[Collection entries]
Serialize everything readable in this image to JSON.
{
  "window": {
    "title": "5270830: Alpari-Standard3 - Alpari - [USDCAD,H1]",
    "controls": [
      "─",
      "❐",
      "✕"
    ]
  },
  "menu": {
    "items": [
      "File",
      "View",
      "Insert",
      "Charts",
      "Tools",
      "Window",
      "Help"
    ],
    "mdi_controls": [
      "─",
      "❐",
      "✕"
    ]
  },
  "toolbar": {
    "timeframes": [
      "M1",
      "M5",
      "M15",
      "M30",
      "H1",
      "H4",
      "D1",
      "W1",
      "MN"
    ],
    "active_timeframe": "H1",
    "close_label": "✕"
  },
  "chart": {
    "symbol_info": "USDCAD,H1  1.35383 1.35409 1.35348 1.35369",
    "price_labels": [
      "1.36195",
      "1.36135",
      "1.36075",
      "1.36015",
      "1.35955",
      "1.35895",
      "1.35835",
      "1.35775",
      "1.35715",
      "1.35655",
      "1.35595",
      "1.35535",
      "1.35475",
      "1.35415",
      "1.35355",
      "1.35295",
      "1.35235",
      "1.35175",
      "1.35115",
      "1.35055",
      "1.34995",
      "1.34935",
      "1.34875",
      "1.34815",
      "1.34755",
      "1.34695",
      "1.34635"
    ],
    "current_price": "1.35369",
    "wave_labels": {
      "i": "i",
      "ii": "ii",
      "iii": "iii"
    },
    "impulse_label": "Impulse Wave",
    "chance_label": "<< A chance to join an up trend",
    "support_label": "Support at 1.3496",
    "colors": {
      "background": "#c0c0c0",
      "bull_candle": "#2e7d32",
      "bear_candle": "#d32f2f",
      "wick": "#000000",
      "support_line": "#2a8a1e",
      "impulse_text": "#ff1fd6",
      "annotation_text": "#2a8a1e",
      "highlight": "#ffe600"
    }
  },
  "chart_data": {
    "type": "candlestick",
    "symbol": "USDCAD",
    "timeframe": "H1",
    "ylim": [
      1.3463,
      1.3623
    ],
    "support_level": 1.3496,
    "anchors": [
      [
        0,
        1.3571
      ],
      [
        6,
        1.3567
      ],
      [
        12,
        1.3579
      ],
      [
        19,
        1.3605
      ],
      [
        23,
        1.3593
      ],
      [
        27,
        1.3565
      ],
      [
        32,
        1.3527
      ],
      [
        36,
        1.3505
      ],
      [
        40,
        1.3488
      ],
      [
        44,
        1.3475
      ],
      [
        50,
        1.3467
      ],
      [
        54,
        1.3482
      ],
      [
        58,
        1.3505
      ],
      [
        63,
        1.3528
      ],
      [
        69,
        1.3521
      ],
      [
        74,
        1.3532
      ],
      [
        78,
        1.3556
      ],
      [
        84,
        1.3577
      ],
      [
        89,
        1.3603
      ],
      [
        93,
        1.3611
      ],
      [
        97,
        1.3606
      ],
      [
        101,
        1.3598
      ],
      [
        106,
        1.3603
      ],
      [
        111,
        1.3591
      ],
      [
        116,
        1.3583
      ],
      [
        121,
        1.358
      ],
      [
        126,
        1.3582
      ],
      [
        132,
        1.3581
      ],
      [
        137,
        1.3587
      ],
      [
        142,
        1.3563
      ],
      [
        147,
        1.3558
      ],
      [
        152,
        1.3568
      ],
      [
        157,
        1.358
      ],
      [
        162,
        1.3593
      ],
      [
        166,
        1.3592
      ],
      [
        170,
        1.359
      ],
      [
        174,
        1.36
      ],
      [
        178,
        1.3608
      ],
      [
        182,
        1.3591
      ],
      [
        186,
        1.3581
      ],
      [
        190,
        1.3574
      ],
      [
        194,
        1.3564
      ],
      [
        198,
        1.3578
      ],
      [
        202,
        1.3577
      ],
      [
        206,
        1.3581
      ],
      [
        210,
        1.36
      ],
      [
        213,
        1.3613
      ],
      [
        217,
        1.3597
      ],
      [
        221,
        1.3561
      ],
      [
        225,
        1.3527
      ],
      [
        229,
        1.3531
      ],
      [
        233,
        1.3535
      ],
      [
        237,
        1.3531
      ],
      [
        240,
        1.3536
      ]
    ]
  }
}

What to work on: All of the data shown above must be copied exactly.

Output:
Serialize everything readable in this image to JSON.
{
  "window": {
    "title": "5270830: Alpari-Standard3 - Alpari - [USDCAD,H1]",
    "controls": [
      "─",
      "❐",
      "✕"
    ]
  },
  "menu": {
    "items": [
      "File",
      "View",
      "Insert",
      "Charts",
      "Tools",
      "Window",
      "Help"
    ],
    "mdi_controls": [
      "─",
      "❐",
      "✕"
    ]
  },
  "toolbar": {
    "timeframes": [
      "M1",
      "M5",
      "M15",
      "M30",
      "H1",
      "H4",
      "D1",
      "W1",
      "MN"
    ],
    "active_timeframe": "H1",
    "close_label": "✕"
  },
  "chart": {
    "symbol_info": "USDCAD,H1  1.35383 1.35409 1.35348 1.35369",
    "price_labels": [
      "1.36195",
      "1.36135",
      "1.36075",
      "1.36015",
      "1.35955",
      "1.35895",
      "1.35835",
      "1.35775",
      "1.35715",
      "1.35655",
      "1.35595",
      "1.35535",
      "1.35475",
      "1.35415",
      "1.35355",
      "1.35295",
      "1.35235",
      "1.35175",
      "1.35115",
      "1.35055",
      "1.34995",
      "1.34935",
      "1.34875",
      "1.34815",
      "1.34755",
      "1.34695",
      "1.34635"
    ],
    "current_price": "1.35369",
    "wave_labels": {
      "i": "i",
      "ii": "ii",
      "iii": "iii"
    },
    "impulse_label": "Impulse Wave",
    "chance_label": "<< A chance to join an up trend",
    "support_label": "Support at 1.3496",
    "colors": {
      "background": "#c0c0c0",
      "bull_candle": "#2e7d32",
      "bear_candle": "#d32f2f",
      "wick": "#000000",
      "support_line": "#2a8a1e",
      "impulse_text": "#ff1fd6",
      "annotation_text": "#2a8a1e",
      "highlight": "#ffe600"
    }
  },
  "chart_data": {
    "type": "candlestick",
    "symbol": "USDCAD",
    "timeframe": "H1",
    "ylim": [
      1.3463,
      1.3623
    ],
    "support_level": 1.3496,
    "anchors": [
      [
        0,
        1.3571
      ],
      [
        6,
        1.3567
      ],
      [
        12,
        1.3579
      ],
      [
        19,
        1.3605
      ],
      [
        23,
        1.3593
      ],
      [
        27,
        1.3565
      ],
      [
        32,
        1.3527
      ],
      [
        36,
        1.3505
      ],
      [
        40,
        1.3488
      ],
      [
        44,
        1.3475
      ],
      [
        50,
        1.3467
      ],
      [
        54,
        1.3482
      ],
      [
        58,
        1.3505
      ],
      [
        63,
        1.3528
      ],
      [
        69,
        1.3521
      ],
      [
        74,
        1.3532
      ],
      [
        78,
        1.3556
      ],
      [
        84,
        1.3577
      ],
      [
        89,
        1.3603
      ],
      [
        93,
        1.3611
      ],
      [
        97,
        1.3606
      ],
      [
        101,
        1.3598
      ],
      [
        106,
        1.3603
      ],
      [
        111,
        1.3591
      ],
      [
        116,
        1.3583
      ],
      [
        121,
        1.358
      ],
      [
        126,
        1.3582
      ],
      [
        132,
        1.3581
      ],
      [
        137,
        1.3587
      ],
      [
        142,
        1.3563
      ],
      [
        147,
        1.3558
      ],
      [
        152,
        1.3568
      ],
      [
        157,
        1.358
      ],
      [
        162,
        1.3593
      ],
      [
        166,
        1.3592
      ],
      [
        170,
        1.359
      ],
      [
        174,
        1.36
      ],
      [
        178,
        1.3608
      ],
      [
        182,
        1.3591
      ],
      [
        186,
        1.3581
      ],
      [
        190,
        1.3574
      ],
      [
        194,
        1.3564
      ],
      [
        198,
        1.3578
      ],
      [
        202,
        1.3577
      ],
      [
        206,
        1.3581
      ],
      [
        210,
        1.36
      ],
      [
        213,
        1.3613
      ],
      [
        217,
        1.3597
      ],
      [
        221,
        1.3561
      ],
      [
        225,
        1.3527
      ],
      [
        229,
        1.3531
      ],
      [
        233,
        1.3535
      ],
      [
        237,
        1.3531
      ],
      [
        240,
        1.3536
      ]
    ]
  }
}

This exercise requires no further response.